----- The records -----

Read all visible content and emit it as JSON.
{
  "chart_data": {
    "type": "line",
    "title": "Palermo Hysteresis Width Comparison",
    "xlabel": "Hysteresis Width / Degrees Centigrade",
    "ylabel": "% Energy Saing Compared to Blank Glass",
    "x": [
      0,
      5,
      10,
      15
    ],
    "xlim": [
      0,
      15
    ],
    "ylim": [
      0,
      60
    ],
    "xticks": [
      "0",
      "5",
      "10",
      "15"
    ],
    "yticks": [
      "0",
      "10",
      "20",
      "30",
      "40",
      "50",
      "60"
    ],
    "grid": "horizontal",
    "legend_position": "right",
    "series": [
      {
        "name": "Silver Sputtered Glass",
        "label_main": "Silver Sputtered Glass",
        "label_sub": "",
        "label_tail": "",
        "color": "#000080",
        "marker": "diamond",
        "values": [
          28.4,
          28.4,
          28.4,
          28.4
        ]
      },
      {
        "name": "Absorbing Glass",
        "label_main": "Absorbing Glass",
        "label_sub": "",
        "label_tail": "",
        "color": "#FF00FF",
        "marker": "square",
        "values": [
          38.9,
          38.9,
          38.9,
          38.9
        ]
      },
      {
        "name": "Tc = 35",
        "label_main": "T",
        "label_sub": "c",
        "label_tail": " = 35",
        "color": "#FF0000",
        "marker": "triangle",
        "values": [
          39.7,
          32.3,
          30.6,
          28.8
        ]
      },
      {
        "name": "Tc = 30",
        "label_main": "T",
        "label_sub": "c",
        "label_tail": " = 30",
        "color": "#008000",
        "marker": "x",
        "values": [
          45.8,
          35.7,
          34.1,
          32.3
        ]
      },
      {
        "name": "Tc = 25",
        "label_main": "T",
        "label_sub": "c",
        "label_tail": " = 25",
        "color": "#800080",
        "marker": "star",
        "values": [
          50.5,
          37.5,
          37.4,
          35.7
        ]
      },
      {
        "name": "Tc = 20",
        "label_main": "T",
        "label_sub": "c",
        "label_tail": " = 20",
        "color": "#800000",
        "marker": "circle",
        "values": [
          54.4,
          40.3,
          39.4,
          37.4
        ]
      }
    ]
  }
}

-----

Given exercise => Transcribe every entry verbatim.

The completed task =>
Read all visible content and emit it as JSON.
{
  "chart_data": {
    "type": "line",
    "title": "Palermo Hysteresis Width Comparison",
    "xlabel": "Hysteresis Width / Degrees Centigrade",
    "ylabel": "% Energy Saing Compared to Blank Glass",
    "x": [
      0,
      5,
      10,
      15
    ],
    "xlim": [
      0,
      15
    ],
    "ylim": [
      0,
      60
    ],
    "xticks": [
      "0",
      "5",
      "10",
      "15"
    ],
    "yticks": [
      "0",
      "10",
      "20",
      "30",
      "40",
      "50",
      "60"
    ],
    "grid": "horizontal",
    "legend_position": "right",
    "series": [
      {
        "name": "Silver Sputtered Glass",
        "label_main": "Silver Sputtered Glass",
        "label_sub": "",
        "label_tail": "",
        "color": "#000080",
        "marker": "diamond",
        "values": [
          28.4,
          28.4,
          28.4,
          28.4
        ]
      },
      {
        "name": "Absorbing Glass",
        "label_main": "Absorbing Glass",
        "label_sub": "",
        "label_tail": "",
        "color": "#FF00FF",
        "marker": "square",
        "values": [
          38.9,
          38.9,
          38.9,
          38.9
        ]
      },
      {
        "name": "Tc = 35",
        "label_main": "T",
        "label_sub": "c",
        "label_tail": " = 35",
        "color": "#FF0000",
        "marker": "triangle",
        "values": [
          39.7,
          32.3,
          30.6,
          28.8
        ]
      },
      {
        "name": "Tc = 30",
        "label_main": "T",
        "label_sub": "c",
        "label_tail": " = 30",
        "color": "#008000",
        "marker": "x",
        "values": [
          45.8,
          35.7,
          34.1,
          32.3
        ]
      },
      {
        "name": "Tc = 25",
        "label_main": "T",
        "label_sub": "c",
        "label_tail": " = 25",
        "color": "#800080",
        "marker": "star",
        "values": [
          50.5,
          37.5,
          37.4,
          35.7
        ]
      },
      {
        "name": "Tc = 20",
        "label_main": "T",
        "label_sub": "c",
        "label_tail": " = 20",
        "color": "#800000",
        "marker": "circle",
        "values": [
          54.4,
          40.3,
          39.4,
          37.4
        ]
      }
    ]
  }
}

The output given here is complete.